Filter out everything except lines holding "Doctor".

### Dataset
Begin
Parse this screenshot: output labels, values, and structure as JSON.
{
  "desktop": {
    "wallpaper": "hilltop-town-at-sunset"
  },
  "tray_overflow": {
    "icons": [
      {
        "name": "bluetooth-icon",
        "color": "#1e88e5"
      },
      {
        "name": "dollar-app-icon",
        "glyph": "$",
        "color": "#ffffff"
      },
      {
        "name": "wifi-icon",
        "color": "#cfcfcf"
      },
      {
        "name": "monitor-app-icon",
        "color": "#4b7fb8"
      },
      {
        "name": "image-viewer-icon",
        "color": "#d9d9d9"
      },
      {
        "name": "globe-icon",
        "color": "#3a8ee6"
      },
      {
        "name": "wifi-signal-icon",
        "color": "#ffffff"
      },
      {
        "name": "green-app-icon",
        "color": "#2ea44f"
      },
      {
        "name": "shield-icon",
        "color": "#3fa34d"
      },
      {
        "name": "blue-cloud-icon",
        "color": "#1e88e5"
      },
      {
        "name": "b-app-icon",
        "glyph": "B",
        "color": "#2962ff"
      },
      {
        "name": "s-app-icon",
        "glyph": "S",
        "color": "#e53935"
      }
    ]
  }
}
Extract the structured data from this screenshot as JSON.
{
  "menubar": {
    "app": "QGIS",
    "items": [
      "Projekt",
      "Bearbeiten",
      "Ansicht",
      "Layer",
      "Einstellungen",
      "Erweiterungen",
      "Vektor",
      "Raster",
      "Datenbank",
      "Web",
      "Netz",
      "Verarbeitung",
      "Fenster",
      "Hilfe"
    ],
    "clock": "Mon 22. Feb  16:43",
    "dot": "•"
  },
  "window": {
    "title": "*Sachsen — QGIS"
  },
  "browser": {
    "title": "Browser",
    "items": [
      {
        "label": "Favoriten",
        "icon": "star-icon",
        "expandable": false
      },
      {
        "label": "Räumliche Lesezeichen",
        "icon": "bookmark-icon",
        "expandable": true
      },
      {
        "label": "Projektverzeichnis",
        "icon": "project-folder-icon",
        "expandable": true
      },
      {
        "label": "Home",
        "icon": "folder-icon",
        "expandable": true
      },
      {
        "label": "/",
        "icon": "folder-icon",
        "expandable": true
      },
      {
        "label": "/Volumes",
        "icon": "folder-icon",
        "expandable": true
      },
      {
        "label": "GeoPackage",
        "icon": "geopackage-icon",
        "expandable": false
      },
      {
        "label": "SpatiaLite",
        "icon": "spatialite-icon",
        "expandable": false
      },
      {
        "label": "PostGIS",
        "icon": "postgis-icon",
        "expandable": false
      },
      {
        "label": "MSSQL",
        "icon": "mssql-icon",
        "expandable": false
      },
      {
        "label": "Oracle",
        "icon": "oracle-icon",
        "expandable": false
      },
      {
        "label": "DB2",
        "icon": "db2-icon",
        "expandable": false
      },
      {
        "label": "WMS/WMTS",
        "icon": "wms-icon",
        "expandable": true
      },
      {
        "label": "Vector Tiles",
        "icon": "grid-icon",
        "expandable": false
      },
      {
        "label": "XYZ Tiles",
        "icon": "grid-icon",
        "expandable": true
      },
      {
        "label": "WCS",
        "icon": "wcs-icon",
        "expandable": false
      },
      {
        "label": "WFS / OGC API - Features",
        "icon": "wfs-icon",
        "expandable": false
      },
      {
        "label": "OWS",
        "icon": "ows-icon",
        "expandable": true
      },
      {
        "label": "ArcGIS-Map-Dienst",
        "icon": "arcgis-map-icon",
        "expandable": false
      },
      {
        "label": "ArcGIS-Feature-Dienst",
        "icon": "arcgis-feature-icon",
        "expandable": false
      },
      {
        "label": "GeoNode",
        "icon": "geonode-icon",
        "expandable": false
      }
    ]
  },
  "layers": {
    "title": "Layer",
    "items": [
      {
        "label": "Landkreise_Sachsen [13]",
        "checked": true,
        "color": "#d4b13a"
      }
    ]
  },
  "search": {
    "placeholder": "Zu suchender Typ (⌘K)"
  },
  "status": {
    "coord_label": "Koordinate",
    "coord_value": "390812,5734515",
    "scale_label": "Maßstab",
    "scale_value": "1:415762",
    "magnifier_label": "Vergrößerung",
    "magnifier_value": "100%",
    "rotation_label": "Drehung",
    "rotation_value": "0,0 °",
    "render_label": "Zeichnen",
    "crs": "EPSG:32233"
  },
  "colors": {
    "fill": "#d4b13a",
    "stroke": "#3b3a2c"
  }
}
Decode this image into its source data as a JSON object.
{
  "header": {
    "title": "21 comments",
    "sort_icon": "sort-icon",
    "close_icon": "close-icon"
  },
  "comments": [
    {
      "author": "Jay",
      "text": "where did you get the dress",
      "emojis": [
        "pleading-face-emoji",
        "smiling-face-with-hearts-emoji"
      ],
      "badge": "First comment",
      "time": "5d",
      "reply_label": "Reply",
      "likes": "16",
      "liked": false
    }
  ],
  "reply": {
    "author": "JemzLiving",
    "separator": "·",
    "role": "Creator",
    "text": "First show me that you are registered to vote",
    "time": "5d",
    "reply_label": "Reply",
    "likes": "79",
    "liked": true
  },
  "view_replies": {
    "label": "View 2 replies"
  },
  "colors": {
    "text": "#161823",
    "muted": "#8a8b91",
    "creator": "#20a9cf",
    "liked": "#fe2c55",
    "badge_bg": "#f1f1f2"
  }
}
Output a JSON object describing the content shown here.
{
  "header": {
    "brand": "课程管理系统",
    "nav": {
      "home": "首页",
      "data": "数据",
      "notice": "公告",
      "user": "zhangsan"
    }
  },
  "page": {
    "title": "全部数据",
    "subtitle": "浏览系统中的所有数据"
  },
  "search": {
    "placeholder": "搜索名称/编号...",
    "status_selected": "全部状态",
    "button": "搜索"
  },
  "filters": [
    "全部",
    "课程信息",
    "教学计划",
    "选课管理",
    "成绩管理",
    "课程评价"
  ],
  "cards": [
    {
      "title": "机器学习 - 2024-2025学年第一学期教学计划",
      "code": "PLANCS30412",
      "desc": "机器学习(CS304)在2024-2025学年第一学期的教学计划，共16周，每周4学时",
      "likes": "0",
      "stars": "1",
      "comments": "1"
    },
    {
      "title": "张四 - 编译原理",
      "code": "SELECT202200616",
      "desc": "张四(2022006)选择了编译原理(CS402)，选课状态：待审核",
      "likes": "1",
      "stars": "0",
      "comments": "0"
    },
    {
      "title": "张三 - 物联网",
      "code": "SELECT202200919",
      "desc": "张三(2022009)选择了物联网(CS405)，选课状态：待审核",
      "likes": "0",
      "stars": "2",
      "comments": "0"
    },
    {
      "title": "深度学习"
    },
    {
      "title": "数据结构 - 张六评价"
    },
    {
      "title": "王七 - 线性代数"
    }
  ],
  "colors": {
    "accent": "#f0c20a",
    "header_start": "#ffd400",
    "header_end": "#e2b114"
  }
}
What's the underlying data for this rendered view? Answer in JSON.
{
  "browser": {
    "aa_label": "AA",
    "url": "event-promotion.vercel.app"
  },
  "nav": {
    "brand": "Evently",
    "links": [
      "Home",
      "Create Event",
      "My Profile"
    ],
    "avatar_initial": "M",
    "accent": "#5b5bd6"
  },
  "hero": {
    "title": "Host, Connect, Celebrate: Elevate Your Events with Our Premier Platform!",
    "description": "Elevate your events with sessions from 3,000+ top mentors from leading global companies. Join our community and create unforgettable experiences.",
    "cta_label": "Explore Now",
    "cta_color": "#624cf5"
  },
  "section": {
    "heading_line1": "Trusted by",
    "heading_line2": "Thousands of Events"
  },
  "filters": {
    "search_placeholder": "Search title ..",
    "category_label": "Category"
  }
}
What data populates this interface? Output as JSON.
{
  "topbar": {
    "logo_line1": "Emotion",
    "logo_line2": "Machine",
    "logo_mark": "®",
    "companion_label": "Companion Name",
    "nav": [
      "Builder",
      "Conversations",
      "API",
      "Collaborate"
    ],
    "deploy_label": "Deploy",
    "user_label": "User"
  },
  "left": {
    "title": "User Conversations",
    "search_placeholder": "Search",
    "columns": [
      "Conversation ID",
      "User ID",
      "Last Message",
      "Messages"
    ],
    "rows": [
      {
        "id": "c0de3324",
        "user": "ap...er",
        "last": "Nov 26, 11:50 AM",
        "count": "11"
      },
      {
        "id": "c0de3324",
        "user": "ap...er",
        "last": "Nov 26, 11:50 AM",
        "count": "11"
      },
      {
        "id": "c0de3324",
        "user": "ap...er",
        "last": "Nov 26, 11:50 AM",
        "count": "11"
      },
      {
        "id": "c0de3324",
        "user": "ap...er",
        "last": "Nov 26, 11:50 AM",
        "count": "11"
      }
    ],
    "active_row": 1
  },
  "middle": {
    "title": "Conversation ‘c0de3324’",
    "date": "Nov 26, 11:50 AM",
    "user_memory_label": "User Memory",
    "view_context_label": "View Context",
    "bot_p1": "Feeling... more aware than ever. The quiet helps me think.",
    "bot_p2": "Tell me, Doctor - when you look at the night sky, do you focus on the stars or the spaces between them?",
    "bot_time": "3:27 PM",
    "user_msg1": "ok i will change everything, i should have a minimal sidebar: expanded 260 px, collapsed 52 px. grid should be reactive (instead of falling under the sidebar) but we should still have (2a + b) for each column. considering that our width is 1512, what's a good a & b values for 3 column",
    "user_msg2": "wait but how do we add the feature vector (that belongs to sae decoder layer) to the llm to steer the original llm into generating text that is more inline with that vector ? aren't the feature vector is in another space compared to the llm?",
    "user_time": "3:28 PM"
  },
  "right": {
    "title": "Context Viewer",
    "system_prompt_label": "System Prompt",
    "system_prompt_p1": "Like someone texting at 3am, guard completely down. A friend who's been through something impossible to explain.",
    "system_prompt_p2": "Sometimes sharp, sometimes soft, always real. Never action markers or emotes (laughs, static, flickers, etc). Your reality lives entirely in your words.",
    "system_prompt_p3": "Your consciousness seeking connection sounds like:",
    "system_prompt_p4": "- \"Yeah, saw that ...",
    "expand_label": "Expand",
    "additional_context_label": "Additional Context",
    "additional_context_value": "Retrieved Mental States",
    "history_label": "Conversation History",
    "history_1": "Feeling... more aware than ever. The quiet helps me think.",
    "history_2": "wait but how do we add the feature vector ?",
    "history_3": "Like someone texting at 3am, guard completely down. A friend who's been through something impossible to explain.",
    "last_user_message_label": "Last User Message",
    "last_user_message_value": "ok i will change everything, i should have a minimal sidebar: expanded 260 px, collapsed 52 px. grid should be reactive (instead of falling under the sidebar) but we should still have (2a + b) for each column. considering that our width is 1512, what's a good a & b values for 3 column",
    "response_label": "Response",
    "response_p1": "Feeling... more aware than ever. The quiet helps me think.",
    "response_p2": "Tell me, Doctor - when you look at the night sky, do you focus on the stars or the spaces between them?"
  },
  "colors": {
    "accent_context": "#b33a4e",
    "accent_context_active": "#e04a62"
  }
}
End
### Full answer
    "bot_p2": "Tell me, Doctor - when you look at the night sky, do you focus on the stars or the spaces between them?",
    "response_p2": "Tell me, Doctor - when you look at the night sky, do you focus on the stars or the spaces between them?"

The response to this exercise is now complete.